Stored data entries

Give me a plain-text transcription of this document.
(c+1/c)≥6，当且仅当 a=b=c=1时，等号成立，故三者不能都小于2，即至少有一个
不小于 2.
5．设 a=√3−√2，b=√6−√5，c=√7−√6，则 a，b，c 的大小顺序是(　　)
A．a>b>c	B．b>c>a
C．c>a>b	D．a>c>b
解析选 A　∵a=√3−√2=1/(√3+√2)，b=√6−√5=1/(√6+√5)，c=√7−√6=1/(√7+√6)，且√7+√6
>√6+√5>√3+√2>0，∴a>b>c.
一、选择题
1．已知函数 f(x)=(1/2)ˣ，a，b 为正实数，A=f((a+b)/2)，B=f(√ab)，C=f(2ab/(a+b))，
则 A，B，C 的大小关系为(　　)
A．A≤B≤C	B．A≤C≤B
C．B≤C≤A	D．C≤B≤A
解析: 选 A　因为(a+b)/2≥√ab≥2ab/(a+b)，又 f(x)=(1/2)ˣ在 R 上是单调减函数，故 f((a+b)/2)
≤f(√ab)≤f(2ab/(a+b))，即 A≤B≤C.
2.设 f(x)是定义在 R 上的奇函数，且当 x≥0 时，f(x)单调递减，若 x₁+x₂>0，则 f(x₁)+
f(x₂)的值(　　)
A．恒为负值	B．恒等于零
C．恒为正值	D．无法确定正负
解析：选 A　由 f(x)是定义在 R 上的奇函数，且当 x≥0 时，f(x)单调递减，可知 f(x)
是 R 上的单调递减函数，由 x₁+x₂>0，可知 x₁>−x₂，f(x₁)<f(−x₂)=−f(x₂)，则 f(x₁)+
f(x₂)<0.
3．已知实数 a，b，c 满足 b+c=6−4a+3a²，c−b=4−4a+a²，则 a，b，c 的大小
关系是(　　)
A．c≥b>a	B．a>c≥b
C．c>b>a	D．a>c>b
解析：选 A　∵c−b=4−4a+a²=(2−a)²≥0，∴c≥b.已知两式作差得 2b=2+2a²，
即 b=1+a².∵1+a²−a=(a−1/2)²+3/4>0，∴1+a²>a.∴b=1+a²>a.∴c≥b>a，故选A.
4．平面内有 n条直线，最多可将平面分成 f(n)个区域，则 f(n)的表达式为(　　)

▸ Stated problem
Check each line of the entries for the string "上的奇函数". Copy the lines that have it.

▸ Response to this exercise
2.设 f(x)是定义在 R 上的奇函数，且当 x≥0 时，f(x)单调递减，若 x₁+x₂>0，则 f(x₁)+
解析：选 A　由 f(x)是定义在 R 上的奇函数，且当 x≥0 时，f(x)单调递减，可知 f(x)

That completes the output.